Extracted records:
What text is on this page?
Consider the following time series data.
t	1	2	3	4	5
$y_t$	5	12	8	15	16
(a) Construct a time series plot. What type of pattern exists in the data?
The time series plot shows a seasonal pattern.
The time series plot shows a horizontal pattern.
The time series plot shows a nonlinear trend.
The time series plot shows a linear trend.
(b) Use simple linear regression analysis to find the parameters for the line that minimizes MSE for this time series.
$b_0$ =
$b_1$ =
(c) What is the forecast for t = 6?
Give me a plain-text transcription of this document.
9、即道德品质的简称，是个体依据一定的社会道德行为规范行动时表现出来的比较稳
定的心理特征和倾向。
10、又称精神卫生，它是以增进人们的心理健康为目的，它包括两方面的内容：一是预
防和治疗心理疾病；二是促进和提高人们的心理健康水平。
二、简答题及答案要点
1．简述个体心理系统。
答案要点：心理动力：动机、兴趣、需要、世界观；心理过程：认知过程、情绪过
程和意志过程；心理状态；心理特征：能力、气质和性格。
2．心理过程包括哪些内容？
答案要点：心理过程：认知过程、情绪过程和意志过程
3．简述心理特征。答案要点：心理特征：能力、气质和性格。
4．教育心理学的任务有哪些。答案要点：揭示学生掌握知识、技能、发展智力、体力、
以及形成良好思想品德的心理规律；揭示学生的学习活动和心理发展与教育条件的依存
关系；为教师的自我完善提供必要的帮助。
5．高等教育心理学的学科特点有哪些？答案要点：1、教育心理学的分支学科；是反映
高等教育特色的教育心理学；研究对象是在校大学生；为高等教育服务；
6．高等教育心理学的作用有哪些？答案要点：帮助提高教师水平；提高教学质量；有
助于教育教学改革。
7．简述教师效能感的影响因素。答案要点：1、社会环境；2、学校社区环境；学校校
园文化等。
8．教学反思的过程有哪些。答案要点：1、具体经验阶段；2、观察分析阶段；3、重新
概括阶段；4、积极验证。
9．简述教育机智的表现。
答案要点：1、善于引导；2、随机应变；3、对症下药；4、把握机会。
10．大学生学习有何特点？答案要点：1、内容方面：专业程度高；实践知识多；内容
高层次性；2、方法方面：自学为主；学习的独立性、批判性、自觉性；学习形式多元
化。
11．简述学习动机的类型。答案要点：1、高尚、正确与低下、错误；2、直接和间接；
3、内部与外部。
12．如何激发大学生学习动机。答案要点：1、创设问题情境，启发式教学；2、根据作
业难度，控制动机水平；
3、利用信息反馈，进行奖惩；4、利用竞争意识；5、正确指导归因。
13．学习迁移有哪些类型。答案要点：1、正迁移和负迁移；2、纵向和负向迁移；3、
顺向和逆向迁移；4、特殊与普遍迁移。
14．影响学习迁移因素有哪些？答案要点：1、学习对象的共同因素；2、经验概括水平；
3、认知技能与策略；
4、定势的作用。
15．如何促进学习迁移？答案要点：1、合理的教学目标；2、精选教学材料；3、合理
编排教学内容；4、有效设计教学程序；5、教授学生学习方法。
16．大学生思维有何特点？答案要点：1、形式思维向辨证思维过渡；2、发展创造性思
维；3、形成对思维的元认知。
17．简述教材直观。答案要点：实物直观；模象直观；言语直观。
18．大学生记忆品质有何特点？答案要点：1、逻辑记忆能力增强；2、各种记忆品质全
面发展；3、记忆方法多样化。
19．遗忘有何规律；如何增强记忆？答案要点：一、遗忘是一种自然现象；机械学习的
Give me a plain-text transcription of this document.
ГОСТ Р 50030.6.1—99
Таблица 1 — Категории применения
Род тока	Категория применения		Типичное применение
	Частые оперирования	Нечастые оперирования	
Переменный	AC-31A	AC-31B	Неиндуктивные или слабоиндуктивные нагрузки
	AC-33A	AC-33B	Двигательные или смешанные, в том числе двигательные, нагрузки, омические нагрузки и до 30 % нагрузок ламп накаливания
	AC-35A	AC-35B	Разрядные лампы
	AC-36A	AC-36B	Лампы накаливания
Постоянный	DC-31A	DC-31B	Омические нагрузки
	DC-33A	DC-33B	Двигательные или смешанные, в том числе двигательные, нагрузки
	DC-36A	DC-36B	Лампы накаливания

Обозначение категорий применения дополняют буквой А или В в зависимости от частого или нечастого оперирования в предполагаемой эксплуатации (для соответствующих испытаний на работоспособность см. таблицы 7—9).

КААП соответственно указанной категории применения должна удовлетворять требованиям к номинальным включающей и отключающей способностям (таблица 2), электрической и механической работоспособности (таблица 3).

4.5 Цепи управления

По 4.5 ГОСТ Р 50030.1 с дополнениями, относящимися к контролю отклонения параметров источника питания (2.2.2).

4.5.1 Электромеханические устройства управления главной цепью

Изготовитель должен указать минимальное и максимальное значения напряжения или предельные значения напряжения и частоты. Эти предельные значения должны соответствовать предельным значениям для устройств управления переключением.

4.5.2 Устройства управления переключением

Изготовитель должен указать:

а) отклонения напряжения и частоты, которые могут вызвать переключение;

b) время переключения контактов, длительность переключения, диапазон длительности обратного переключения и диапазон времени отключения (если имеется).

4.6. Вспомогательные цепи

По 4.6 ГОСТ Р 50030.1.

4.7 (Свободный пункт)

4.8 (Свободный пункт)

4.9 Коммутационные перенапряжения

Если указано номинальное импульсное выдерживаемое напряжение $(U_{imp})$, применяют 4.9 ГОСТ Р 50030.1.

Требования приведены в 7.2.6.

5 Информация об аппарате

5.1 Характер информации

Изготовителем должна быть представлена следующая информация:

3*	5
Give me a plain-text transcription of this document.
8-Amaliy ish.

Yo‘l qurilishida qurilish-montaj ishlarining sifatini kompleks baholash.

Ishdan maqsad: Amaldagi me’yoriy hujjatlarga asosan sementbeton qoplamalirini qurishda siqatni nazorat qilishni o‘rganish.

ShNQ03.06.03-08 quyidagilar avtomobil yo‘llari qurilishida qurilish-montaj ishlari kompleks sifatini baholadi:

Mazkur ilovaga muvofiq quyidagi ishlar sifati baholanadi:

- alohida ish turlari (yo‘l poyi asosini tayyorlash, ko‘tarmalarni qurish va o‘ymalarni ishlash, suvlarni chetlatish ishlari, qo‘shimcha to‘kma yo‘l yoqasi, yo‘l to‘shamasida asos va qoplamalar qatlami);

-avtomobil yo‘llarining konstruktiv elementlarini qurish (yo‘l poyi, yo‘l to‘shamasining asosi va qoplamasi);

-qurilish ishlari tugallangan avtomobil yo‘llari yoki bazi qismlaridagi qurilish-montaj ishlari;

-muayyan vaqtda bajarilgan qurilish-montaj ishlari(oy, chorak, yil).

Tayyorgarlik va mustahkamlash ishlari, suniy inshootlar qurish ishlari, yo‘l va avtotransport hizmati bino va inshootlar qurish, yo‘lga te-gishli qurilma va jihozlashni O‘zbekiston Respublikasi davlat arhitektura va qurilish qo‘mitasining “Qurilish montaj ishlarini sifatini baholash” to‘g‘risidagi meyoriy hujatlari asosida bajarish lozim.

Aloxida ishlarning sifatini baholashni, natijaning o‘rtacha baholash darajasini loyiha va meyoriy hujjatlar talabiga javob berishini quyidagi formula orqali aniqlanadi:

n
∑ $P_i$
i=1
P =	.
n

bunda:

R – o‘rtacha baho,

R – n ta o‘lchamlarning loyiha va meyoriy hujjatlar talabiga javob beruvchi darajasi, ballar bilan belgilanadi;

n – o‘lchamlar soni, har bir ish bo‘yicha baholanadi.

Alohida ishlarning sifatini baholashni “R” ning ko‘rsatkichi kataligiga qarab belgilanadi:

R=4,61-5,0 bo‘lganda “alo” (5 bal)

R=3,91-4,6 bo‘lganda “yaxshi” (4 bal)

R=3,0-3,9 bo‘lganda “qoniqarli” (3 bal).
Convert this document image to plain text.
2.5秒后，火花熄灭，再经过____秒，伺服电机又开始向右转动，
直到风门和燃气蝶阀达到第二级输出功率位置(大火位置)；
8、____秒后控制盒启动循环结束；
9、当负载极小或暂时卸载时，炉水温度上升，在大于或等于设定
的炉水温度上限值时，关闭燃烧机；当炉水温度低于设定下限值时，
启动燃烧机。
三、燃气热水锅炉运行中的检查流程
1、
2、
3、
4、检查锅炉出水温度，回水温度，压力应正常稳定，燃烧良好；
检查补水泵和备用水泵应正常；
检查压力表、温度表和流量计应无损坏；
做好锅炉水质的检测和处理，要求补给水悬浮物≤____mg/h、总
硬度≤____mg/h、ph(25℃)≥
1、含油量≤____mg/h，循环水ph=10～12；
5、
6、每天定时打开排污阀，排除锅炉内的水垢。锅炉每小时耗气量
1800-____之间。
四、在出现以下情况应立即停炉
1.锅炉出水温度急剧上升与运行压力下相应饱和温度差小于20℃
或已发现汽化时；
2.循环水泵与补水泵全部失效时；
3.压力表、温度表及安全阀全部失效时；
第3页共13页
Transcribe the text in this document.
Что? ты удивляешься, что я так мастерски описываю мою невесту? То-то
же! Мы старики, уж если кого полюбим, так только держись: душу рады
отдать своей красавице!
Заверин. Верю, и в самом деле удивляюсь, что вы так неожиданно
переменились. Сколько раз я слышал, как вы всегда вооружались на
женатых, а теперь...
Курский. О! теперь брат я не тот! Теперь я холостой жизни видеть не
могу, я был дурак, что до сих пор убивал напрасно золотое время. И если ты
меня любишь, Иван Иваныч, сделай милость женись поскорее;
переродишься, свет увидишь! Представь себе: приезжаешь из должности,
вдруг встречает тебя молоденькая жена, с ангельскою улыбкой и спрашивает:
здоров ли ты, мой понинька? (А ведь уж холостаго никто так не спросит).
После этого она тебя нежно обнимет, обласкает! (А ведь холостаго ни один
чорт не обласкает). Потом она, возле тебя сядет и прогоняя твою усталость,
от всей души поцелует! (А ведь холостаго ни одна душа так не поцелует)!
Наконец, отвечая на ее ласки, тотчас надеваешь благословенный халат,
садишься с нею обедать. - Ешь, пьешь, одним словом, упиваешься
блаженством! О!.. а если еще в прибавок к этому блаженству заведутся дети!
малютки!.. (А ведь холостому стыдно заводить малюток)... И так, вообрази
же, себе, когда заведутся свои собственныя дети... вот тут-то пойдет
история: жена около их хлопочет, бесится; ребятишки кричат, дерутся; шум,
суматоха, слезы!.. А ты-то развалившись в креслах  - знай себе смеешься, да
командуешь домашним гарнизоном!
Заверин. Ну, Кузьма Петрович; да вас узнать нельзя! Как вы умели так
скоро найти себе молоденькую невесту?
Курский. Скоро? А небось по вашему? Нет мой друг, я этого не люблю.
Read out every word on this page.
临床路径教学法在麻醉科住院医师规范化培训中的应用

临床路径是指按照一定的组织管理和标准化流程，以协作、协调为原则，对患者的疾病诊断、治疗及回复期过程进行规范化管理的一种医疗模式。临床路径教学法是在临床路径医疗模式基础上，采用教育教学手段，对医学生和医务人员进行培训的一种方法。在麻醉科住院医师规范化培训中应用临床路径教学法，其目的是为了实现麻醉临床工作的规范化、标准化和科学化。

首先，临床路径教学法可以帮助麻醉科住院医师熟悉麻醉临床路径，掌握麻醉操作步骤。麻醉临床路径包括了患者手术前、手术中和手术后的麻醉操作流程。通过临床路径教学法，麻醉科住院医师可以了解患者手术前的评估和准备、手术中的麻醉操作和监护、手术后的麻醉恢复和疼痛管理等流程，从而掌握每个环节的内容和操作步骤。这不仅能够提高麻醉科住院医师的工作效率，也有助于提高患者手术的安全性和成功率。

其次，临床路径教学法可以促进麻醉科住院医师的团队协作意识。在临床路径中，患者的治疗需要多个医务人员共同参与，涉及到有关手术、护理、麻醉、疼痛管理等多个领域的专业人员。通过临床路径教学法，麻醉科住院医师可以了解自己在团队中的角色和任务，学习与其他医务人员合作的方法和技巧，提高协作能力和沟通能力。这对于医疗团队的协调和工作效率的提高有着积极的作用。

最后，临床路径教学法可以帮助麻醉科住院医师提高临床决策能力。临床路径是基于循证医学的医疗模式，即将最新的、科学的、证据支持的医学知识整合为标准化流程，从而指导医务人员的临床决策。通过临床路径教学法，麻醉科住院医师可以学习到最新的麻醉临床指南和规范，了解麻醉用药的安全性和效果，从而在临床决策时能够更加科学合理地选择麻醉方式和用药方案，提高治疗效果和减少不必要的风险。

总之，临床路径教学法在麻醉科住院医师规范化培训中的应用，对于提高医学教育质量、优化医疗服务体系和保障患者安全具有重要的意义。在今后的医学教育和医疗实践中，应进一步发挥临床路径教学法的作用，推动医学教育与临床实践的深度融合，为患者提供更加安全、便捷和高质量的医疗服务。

## The task
From the data above, work out how many lines contain the string "shows" and reply with only the number.

## Answer for this exercise
4